___ Input ___

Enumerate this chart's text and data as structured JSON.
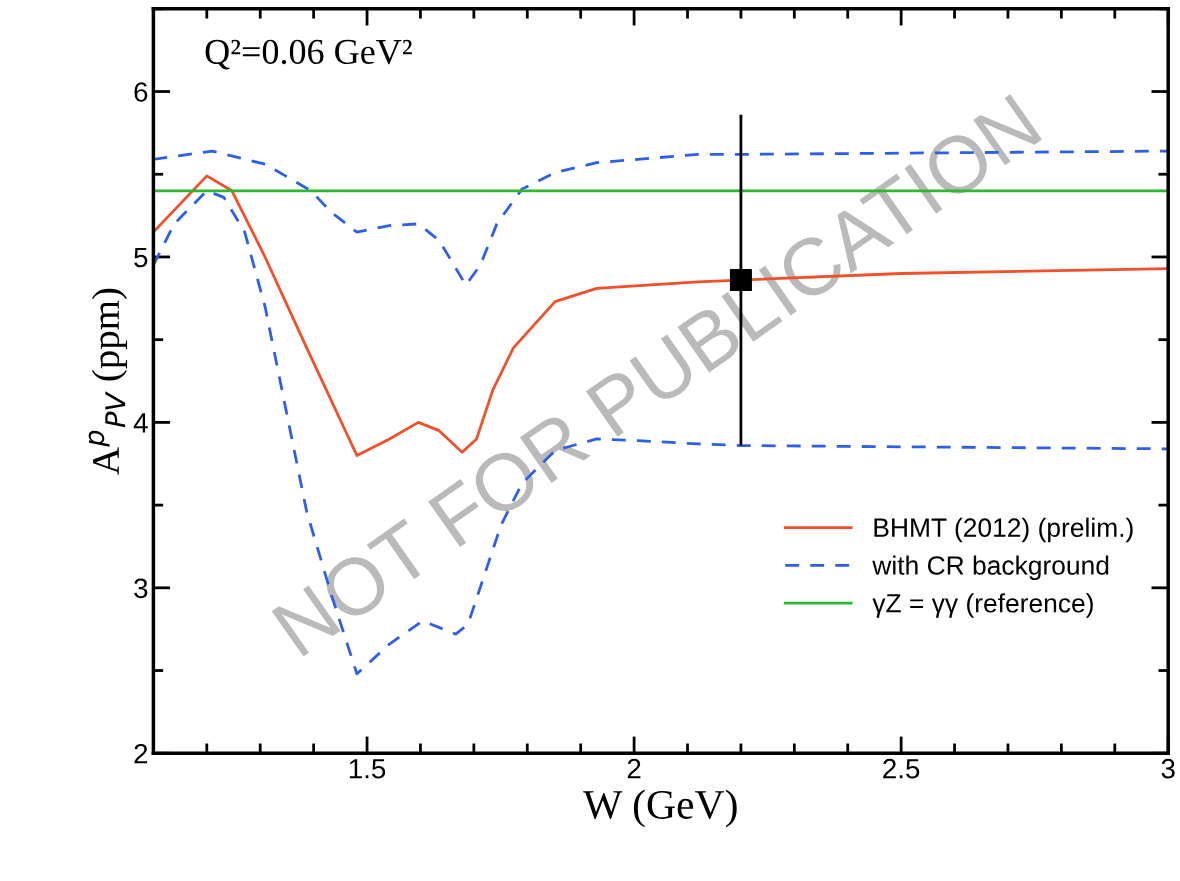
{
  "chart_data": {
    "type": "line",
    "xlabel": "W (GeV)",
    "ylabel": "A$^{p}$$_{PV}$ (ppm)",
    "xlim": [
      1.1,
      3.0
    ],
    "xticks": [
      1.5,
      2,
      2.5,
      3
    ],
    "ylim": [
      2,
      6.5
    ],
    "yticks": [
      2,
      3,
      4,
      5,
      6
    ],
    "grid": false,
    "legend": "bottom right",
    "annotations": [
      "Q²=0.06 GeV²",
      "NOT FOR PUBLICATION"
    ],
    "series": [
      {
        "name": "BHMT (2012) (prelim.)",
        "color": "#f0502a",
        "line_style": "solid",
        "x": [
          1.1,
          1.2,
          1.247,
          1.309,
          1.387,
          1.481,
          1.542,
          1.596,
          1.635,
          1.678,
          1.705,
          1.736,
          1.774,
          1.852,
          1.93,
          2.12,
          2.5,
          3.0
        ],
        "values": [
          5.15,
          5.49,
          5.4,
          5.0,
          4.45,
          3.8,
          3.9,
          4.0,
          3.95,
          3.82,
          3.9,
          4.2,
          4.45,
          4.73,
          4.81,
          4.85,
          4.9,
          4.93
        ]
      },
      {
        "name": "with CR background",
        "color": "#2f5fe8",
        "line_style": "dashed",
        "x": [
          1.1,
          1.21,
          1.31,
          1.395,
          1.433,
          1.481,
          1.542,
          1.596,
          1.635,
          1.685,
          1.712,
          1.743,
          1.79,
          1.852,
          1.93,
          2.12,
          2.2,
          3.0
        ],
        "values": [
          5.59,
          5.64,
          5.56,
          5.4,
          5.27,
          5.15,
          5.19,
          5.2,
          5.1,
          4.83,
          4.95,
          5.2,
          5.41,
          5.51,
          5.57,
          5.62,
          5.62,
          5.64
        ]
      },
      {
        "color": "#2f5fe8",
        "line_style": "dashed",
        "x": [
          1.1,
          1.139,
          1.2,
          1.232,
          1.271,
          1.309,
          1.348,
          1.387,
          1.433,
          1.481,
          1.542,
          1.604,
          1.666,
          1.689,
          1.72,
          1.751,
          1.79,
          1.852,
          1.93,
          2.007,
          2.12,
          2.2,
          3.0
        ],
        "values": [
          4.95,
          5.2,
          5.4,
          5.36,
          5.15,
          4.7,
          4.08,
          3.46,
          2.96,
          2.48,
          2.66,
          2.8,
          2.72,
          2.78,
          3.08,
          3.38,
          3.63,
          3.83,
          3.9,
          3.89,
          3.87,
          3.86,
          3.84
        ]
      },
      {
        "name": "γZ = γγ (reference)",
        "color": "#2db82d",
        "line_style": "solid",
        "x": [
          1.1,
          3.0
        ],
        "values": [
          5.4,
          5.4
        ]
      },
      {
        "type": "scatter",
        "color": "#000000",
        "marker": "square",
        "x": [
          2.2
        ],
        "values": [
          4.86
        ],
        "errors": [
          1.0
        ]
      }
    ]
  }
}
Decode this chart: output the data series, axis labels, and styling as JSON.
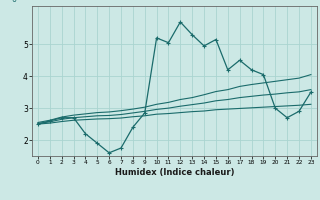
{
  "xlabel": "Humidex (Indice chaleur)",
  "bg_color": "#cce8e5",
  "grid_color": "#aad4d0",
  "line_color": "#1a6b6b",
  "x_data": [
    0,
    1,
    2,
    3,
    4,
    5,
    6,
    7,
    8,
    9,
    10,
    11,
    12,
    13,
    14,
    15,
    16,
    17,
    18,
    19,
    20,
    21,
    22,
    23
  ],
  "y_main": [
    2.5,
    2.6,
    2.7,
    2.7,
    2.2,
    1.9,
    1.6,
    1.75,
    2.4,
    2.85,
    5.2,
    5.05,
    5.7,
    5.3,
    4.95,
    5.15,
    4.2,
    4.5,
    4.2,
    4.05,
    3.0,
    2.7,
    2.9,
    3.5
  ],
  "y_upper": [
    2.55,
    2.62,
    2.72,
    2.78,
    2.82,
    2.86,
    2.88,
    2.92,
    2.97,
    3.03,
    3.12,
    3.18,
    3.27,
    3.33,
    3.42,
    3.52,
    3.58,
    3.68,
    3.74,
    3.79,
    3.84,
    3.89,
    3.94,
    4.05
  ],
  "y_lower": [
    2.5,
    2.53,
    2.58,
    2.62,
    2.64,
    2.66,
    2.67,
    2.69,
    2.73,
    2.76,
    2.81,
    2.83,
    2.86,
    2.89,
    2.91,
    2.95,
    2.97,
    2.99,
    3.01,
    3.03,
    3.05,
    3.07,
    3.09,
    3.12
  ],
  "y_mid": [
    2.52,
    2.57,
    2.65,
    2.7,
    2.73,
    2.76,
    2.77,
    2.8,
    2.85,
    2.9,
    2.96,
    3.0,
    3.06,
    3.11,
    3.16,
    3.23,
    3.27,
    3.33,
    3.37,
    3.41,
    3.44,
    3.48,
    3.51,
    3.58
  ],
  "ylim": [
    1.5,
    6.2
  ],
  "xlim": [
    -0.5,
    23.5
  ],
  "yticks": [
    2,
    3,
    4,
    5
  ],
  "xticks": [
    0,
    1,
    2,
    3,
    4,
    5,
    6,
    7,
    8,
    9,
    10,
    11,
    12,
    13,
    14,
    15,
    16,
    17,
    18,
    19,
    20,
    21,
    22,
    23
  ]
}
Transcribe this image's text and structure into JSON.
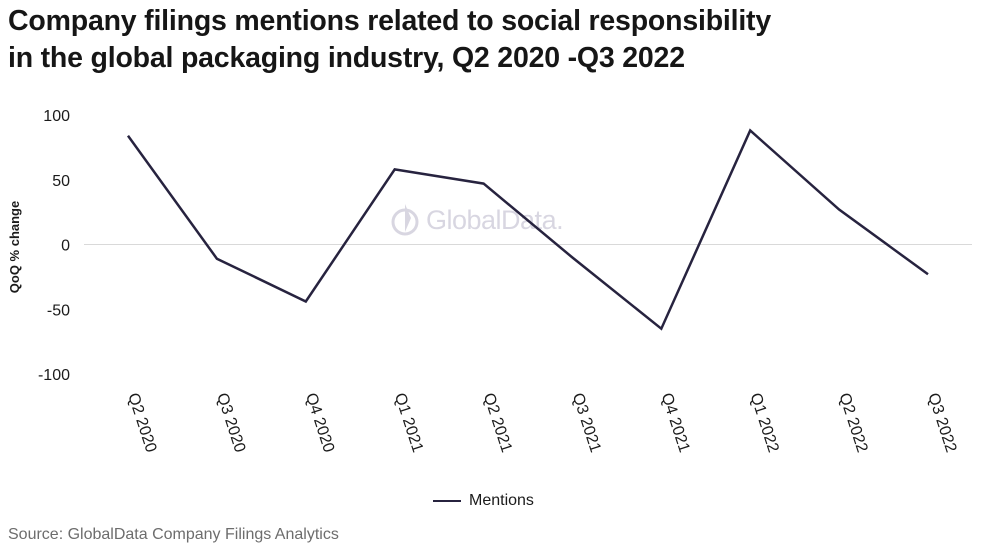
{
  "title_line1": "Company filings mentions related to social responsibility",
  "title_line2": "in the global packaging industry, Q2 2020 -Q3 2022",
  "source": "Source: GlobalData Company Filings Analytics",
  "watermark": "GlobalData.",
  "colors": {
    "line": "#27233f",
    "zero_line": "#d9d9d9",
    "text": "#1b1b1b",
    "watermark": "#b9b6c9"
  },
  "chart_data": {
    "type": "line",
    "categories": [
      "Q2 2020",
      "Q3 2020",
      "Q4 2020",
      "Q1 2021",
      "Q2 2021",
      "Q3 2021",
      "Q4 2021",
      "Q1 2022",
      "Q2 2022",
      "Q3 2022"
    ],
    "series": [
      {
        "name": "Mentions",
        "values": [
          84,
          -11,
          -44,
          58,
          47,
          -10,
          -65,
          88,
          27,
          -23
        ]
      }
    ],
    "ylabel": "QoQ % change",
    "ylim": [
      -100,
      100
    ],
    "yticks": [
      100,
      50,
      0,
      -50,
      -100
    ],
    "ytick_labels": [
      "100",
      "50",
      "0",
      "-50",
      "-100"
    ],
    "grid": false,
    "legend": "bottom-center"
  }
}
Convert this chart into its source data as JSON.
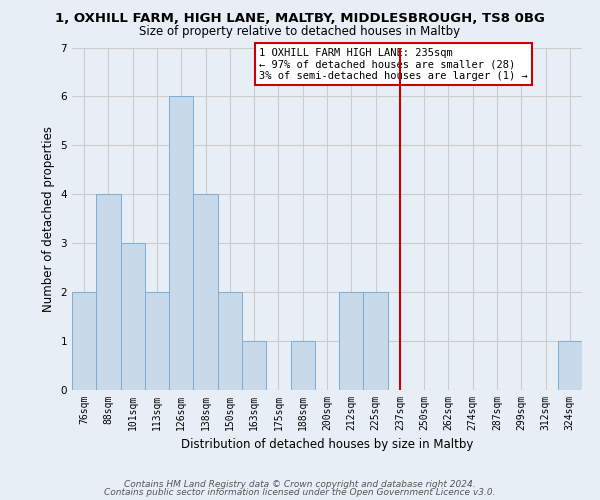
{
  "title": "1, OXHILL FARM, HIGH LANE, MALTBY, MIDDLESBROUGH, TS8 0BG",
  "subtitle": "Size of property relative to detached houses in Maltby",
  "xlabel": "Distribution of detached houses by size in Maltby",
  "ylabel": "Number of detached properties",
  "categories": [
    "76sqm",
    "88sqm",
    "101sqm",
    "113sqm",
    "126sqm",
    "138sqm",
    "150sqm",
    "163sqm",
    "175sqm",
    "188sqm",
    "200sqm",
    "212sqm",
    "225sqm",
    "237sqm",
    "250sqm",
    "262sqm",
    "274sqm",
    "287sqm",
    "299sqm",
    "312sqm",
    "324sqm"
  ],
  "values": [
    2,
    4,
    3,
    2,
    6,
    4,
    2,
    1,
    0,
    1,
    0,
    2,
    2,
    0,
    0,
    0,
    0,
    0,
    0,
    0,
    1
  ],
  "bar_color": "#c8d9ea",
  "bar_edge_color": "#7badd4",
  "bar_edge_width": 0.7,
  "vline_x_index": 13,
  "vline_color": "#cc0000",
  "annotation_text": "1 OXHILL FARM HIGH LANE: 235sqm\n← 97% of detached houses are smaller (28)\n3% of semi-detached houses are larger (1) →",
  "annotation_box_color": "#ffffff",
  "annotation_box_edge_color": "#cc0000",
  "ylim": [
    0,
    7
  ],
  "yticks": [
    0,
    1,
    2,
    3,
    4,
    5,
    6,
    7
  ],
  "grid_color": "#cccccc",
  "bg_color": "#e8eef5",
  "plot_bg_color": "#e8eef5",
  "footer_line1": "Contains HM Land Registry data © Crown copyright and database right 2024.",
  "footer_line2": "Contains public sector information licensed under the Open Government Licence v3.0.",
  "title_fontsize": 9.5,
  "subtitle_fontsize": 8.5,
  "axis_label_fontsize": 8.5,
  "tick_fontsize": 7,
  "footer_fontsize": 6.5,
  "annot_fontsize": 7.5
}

___

Exercise requirements |
List the lines that contain the word "bottom".

Exercise output |
    "legend": "bottom right",
    "legend": "bottom-center"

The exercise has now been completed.